## What you will do
Word for word, restate every line of the material.

## Data provided
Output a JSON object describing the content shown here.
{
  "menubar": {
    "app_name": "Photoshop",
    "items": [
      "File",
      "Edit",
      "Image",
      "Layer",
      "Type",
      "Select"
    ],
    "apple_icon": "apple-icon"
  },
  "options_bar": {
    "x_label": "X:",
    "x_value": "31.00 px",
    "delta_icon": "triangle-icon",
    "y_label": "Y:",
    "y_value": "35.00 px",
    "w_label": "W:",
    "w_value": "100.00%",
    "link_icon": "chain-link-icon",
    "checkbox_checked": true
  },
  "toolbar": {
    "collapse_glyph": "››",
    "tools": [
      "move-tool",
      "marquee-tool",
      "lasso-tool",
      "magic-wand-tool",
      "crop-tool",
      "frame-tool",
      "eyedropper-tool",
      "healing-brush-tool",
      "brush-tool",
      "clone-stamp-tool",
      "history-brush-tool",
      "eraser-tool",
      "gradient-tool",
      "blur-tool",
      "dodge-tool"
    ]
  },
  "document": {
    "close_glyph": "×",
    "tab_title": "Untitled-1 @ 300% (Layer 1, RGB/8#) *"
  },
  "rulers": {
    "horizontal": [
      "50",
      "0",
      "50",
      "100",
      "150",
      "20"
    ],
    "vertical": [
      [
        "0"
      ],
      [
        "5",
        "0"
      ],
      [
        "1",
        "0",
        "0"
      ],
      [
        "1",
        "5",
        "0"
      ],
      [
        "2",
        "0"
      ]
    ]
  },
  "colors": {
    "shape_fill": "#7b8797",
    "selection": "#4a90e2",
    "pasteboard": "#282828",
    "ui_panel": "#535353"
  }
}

## Problem solution
Output a JSON object describing the content shown here.
{
  "menubar": {
    "app_name": "Photoshop",
    "items": [
      "File",
      "Edit",
      "Image",
      "Layer",
      "Type",
      "Select"
    ],
    "apple_icon": "apple-icon"
  },
  "options_bar": {
    "x_label": "X:",
    "x_value": "31.00 px",
    "delta_icon": "triangle-icon",
    "y_label": "Y:",
    "y_value": "35.00 px",
    "w_label": "W:",
    "w_value": "100.00%",
    "link_icon": "chain-link-icon",
    "checkbox_checked": true
  },
  "toolbar": {
    "collapse_glyph": "››",
    "tools": [
      "move-tool",
      "marquee-tool",
      "lasso-tool",
      "magic-wand-tool",
      "crop-tool",
      "frame-tool",
      "eyedropper-tool",
      "healing-brush-tool",
      "brush-tool",
      "clone-stamp-tool",
      "history-brush-tool",
      "eraser-tool",
      "gradient-tool",
      "blur-tool",
      "dodge-tool"
    ]
  },
  "document": {
    "close_glyph": "×",
    "tab_title": "Untitled-1 @ 300% (Layer 1, RGB/8#) *"
  },
  "rulers": {
    "horizontal": [
      "50",
      "0",
      "50",
      "100",
      "150",
      "20"
    ],
    "vertical": [
      [
        "0"
      ],
      [
        "5",
        "0"
      ],
      [
        "1",
        "0",
        "0"
      ],
      [
        "1",
        "5",
        "0"
      ],
      [
        "2",
        "0"
      ]
    ]
  },
  "colors": {
    "shape_fill": "#7b8797",
    "selection": "#4a90e2",
    "pasteboard": "#282828",
    "ui_panel": "#535353"
  }
}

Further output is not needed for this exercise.